:: GOAL ::
Each record below is to be reproduced without any change.

:: RECORDS ::
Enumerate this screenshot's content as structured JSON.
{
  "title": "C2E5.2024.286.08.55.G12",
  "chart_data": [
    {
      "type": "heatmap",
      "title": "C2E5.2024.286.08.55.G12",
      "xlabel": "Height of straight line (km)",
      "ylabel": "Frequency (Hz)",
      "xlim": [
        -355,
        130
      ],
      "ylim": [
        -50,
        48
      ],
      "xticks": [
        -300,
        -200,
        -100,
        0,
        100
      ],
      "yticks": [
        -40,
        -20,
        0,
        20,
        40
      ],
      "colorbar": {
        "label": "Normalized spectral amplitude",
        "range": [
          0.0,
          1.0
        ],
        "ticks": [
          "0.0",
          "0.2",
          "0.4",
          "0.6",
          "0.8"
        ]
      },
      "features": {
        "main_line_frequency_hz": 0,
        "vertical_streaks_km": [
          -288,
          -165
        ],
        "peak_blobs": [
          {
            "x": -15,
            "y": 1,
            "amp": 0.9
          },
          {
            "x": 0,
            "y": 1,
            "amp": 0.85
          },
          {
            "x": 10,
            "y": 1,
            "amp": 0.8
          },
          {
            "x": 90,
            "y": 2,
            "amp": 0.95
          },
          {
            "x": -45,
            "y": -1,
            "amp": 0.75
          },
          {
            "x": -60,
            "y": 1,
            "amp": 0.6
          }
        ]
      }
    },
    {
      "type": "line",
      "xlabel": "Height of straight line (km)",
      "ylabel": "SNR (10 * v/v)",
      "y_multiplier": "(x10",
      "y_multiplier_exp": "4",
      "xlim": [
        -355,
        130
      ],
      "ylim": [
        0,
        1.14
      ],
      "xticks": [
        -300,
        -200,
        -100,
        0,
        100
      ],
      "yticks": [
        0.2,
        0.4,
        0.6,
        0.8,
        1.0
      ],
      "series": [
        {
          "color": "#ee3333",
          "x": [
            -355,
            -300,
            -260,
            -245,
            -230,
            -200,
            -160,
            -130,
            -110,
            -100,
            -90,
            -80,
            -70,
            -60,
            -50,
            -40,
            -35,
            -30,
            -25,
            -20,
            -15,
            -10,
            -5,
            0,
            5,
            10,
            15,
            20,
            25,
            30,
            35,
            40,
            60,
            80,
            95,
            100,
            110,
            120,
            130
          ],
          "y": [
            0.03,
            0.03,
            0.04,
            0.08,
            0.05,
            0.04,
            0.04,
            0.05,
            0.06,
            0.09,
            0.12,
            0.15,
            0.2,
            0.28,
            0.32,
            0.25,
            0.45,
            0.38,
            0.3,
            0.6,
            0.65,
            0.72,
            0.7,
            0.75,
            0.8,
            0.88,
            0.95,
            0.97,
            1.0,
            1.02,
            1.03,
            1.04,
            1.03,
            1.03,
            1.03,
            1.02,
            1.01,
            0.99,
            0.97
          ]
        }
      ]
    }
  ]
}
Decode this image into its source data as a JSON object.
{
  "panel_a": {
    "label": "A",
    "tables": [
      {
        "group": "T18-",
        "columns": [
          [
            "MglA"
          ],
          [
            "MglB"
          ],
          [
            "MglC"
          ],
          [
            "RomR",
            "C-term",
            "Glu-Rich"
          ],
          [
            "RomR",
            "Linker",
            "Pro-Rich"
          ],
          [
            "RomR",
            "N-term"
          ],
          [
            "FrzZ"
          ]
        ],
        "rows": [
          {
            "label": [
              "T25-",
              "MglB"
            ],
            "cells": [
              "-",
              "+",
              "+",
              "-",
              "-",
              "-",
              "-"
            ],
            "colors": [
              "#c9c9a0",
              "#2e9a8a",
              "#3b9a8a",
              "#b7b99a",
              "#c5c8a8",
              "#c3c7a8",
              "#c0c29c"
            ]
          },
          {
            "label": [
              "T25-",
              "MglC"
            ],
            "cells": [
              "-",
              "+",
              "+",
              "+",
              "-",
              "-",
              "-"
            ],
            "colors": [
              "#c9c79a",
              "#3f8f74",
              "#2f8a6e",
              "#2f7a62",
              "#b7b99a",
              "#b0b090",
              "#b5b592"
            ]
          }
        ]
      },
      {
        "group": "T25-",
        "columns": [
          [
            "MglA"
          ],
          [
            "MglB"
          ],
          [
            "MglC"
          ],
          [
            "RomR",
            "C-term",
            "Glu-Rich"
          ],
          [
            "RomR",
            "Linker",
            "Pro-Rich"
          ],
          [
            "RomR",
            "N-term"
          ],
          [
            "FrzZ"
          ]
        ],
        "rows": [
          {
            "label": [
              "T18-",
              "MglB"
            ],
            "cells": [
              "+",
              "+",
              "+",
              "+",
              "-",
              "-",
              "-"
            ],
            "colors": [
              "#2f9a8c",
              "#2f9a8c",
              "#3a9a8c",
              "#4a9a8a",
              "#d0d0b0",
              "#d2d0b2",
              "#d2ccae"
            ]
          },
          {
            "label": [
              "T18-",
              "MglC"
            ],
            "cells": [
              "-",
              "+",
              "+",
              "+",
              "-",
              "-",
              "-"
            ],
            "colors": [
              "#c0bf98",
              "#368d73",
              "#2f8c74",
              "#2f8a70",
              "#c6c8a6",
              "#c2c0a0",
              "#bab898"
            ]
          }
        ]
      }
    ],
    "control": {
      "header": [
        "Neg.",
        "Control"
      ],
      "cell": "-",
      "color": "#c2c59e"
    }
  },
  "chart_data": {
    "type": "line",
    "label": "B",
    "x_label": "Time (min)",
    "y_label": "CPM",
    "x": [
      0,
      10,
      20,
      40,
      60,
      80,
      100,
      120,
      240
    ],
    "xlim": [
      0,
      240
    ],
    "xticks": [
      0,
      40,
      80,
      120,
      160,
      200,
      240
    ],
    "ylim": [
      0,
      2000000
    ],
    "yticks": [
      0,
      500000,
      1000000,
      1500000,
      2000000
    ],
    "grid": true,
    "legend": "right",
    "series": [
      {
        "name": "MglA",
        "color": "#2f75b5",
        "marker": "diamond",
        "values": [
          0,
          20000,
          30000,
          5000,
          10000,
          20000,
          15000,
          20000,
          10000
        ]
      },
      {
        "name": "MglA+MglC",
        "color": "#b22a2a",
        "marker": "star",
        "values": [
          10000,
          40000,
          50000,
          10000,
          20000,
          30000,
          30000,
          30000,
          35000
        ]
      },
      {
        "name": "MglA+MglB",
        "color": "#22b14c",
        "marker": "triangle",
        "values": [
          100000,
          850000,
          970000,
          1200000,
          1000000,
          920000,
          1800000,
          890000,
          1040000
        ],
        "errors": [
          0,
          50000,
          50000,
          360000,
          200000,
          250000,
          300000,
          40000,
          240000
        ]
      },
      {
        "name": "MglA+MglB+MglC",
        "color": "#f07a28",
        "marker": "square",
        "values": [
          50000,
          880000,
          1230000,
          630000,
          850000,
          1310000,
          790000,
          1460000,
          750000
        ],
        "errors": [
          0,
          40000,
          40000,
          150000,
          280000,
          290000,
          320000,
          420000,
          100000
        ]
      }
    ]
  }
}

:: TASK SOLUTION ::
Enumerate this screenshot's content as structured JSON.
{
  "title": "C2E5.2024.286.08.55.G12",
  "chart_data": [
    {
      "type": "heatmap",
      "title": "C2E5.2024.286.08.55.G12",
      "xlabel": "Height of straight line (km)",
      "ylabel": "Frequency (Hz)",
      "xlim": [
        -355,
        130
      ],
      "ylim": [
        -50,
        48
      ],
      "xticks": [
        -300,
        -200,
        -100,
        0,
        100
      ],
      "yticks": [
        -40,
        -20,
        0,
        20,
        40
      ],
      "colorbar": {
        "label": "Normalized spectral amplitude",
        "range": [
          0.0,
          1.0
        ],
        "ticks": [
          "0.0",
          "0.2",
          "0.4",
          "0.6",
          "0.8"
        ]
      },
      "features": {
        "main_line_frequency_hz": 0,
        "vertical_streaks_km": [
          -288,
          -165
        ],
        "peak_blobs": [
          {
            "x": -15,
            "y": 1,
            "amp": 0.9
          },
          {
            "x": 0,
            "y": 1,
            "amp": 0.85
          },
          {
            "x": 10,
            "y": 1,
            "amp": 0.8
          },
          {
            "x": 90,
            "y": 2,
            "amp": 0.95
          },
          {
            "x": -45,
            "y": -1,
            "amp": 0.75
          },
          {
            "x": -60,
            "y": 1,
            "amp": 0.6
          }
        ]
      }
    },
    {
      "type": "line",
      "xlabel": "Height of straight line (km)",
      "ylabel": "SNR (10 * v/v)",
      "y_multiplier": "(x10",
      "y_multiplier_exp": "4",
      "xlim": [
        -355,
        130
      ],
      "ylim": [
        0,
        1.14
      ],
      "xticks": [
        -300,
        -200,
        -100,
        0,
        100
      ],
      "yticks": [
        0.2,
        0.4,
        0.6,
        0.8,
        1.0
      ],
      "series": [
        {
          "color": "#ee3333",
          "x": [
            -355,
            -300,
            -260,
            -245,
            -230,
            -200,
            -160,
            -130,
            -110,
            -100,
            -90,
            -80,
            -70,
            -60,
            -50,
            -40,
            -35,
            -30,
            -25,
            -20,
            -15,
            -10,
            -5,
            0,
            5,
            10,
            15,
            20,
            25,
            30,
            35,
            40,
            60,
            80,
            95,
            100,
            110,
            120,
            130
          ],
          "y": [
            0.03,
            0.03,
            0.04,
            0.08,
            0.05,
            0.04,
            0.04,
            0.05,
            0.06,
            0.09,
            0.12,
            0.15,
            0.2,
            0.28,
            0.32,
            0.25,
            0.45,
            0.38,
            0.3,
            0.6,
            0.65,
            0.72,
            0.7,
            0.75,
            0.8,
            0.88,
            0.95,
            0.97,
            1.0,
            1.02,
            1.03,
            1.04,
            1.03,
            1.03,
            1.03,
            1.02,
            1.01,
            0.99,
            0.97
          ]
        }
      ]
    }
  ]
}
Decode this image into its source data as a JSON object.
{
  "panel_a": {
    "label": "A",
    "tables": [
      {
        "group": "T18-",
        "columns": [
          [
            "MglA"
          ],
          [
            "MglB"
          ],
          [
            "MglC"
          ],
          [
            "RomR",
            "C-term",
            "Glu-Rich"
          ],
          [
            "RomR",
            "Linker",
            "Pro-Rich"
          ],
          [
            "RomR",
            "N-term"
          ],
          [
            "FrzZ"
          ]
        ],
        "rows": [
          {
            "label": [
              "T25-",
              "MglB"
            ],
            "cells": [
              "-",
              "+",
              "+",
              "-",
              "-",
              "-",
              "-"
            ],
            "colors": [
              "#c9c9a0",
              "#2e9a8a",
              "#3b9a8a",
              "#b7b99a",
              "#c5c8a8",
              "#c3c7a8",
              "#c0c29c"
            ]
          },
          {
            "label": [
              "T25-",
              "MglC"
            ],
            "cells": [
              "-",
              "+",
              "+",
              "+",
              "-",
              "-",
              "-"
            ],
            "colors": [
              "#c9c79a",
              "#3f8f74",
              "#2f8a6e",
              "#2f7a62",
              "#b7b99a",
              "#b0b090",
              "#b5b592"
            ]
          }
        ]
      },
      {
        "group": "T25-",
        "columns": [
          [
            "MglA"
          ],
          [
            "MglB"
          ],
          [
            "MglC"
          ],
          [
            "RomR",
            "C-term",
            "Glu-Rich"
          ],
          [
            "RomR",
            "Linker",
            "Pro-Rich"
          ],
          [
            "RomR",
            "N-term"
          ],
          [
            "FrzZ"
          ]
        ],
        "rows": [
          {
            "label": [
              "T18-",
              "MglB"
            ],
            "cells": [
              "+",
              "+",
              "+",
              "+",
              "-",
              "-",
              "-"
            ],
            "colors": [
              "#2f9a8c",
              "#2f9a8c",
              "#3a9a8c",
              "#4a9a8a",
              "#d0d0b0",
              "#d2d0b2",
              "#d2ccae"
            ]
          },
          {
            "label": [
              "T18-",
              "MglC"
            ],
            "cells": [
              "-",
              "+",
              "+",
              "+",
              "-",
              "-",
              "-"
            ],
            "colors": [
              "#c0bf98",
              "#368d73",
              "#2f8c74",
              "#2f8a70",
              "#c6c8a6",
              "#c2c0a0",
              "#bab898"
            ]
          }
        ]
      }
    ],
    "control": {
      "header": [
        "Neg.",
        "Control"
      ],
      "cell": "-",
      "color": "#c2c59e"
    }
  },
  "chart_data": {
    "type": "line",
    "label": "B",
    "x_label": "Time (min)",
    "y_label": "CPM",
    "x": [
      0,
      10,
      20,
      40,
      60,
      80,
      100,
      120,
      240
    ],
    "xlim": [
      0,
      240
    ],
    "xticks": [
      0,
      40,
      80,
      120,
      160,
      200,
      240
    ],
    "ylim": [
      0,
      2000000
    ],
    "yticks": [
      0,
      500000,
      1000000,
      1500000,
      2000000
    ],
    "grid": true,
    "legend": "right",
    "series": [
      {
        "name": "MglA",
        "color": "#2f75b5",
        "marker": "diamond",
        "values": [
          0,
          20000,
          30000,
          5000,
          10000,
          20000,
          15000,
          20000,
          10000
        ]
      },
      {
        "name": "MglA+MglC",
        "color": "#b22a2a",
        "marker": "star",
        "values": [
          10000,
          40000,
          50000,
          10000,
          20000,
          30000,
          30000,
          30000,
          35000
        ]
      },
      {
        "name": "MglA+MglB",
        "color": "#22b14c",
        "marker": "triangle",
        "values": [
          100000,
          850000,
          970000,
          1200000,
          1000000,
          920000,
          1800000,
          890000,
          1040000
        ],
        "errors": [
          0,
          50000,
          50000,
          360000,
          200000,
          250000,
          300000,
          40000,
          240000
        ]
      },
      {
        "name": "MglA+MglB+MglC",
        "color": "#f07a28",
        "marker": "square",
        "values": [
          50000,
          880000,
          1230000,
          630000,
          850000,
          1310000,
          790000,
          1460000,
          750000
        ],
        "errors": [
          0,
          40000,
          40000,
          150000,
          280000,
          290000,
          320000,
          420000,
          100000
        ]
      }
    ]
  }
}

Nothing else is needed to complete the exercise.